Task goal - Keep the pictures out of the copy and print all the entries below exactly.

Items listed in a dataset

____________

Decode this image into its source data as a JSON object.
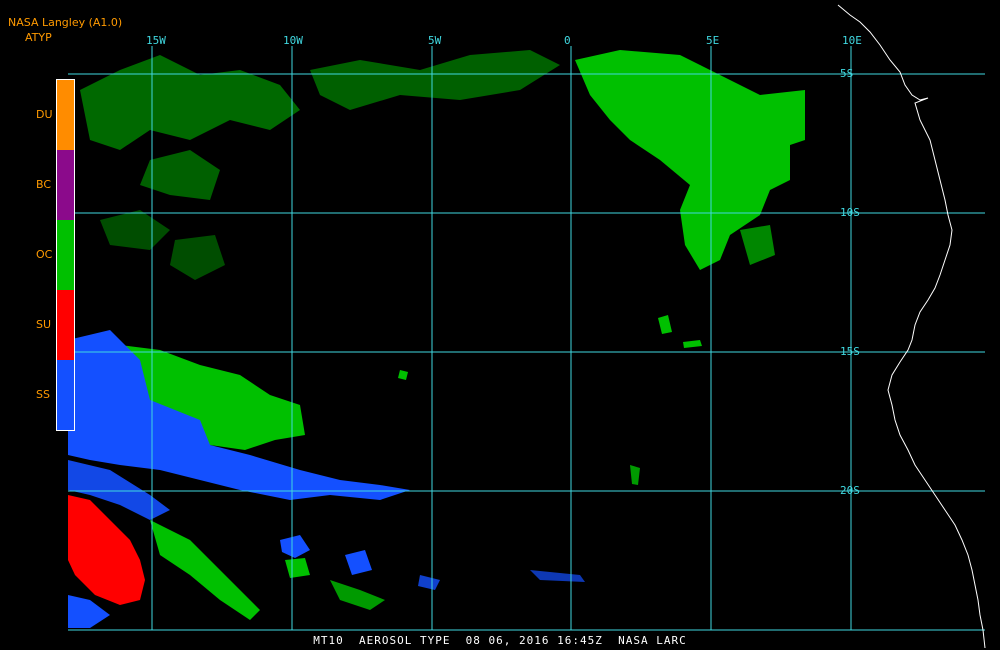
{
  "header": {
    "producer": "NASA Langley (A1.0)",
    "field": "ATYP"
  },
  "legend": {
    "items": [
      {
        "label": "DU",
        "color": "#ff8c00"
      },
      {
        "label": "BC",
        "color": "#8b0a8b"
      },
      {
        "label": "OC",
        "color": "#00c000"
      },
      {
        "label": "SU",
        "color": "#ff0000"
      },
      {
        "label": "SS",
        "color": "#1450ff"
      }
    ]
  },
  "grid": {
    "longitudes": [
      "15W",
      "10W",
      "5W",
      "0",
      "5E",
      "10E"
    ],
    "latitudes": [
      "5S",
      "10S",
      "15S",
      "20S"
    ],
    "line_color": "#40d8e0"
  },
  "coastline_color": "#ffffff",
  "footer": {
    "text": "MT10  AEROSOL TYPE  08 06, 2016 16:45Z  NASA LARC"
  }
}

____________

Written solution -
Decode this image into its source data as a JSON object.
{
  "header": {
    "producer": "NASA Langley (A1.0)",
    "field": "ATYP"
  },
  "legend": {
    "items": [
      {
        "label": "DU",
        "color": "#ff8c00"
      },
      {
        "label": "BC",
        "color": "#8b0a8b"
      },
      {
        "label": "OC",
        "color": "#00c000"
      },
      {
        "label": "SU",
        "color": "#ff0000"
      },
      {
        "label": "SS",
        "color": "#1450ff"
      }
    ]
  },
  "grid": {
    "longitudes": [
      "15W",
      "10W",
      "5W",
      "0",
      "5E",
      "10E"
    ],
    "latitudes": [
      "5S",
      "10S",
      "15S",
      "20S"
    ],
    "line_color": "#40d8e0"
  },
  "coastline_color": "#ffffff",
  "footer": {
    "text": "MT10  AEROSOL TYPE  08 06, 2016 16:45Z  NASA LARC"
  }
}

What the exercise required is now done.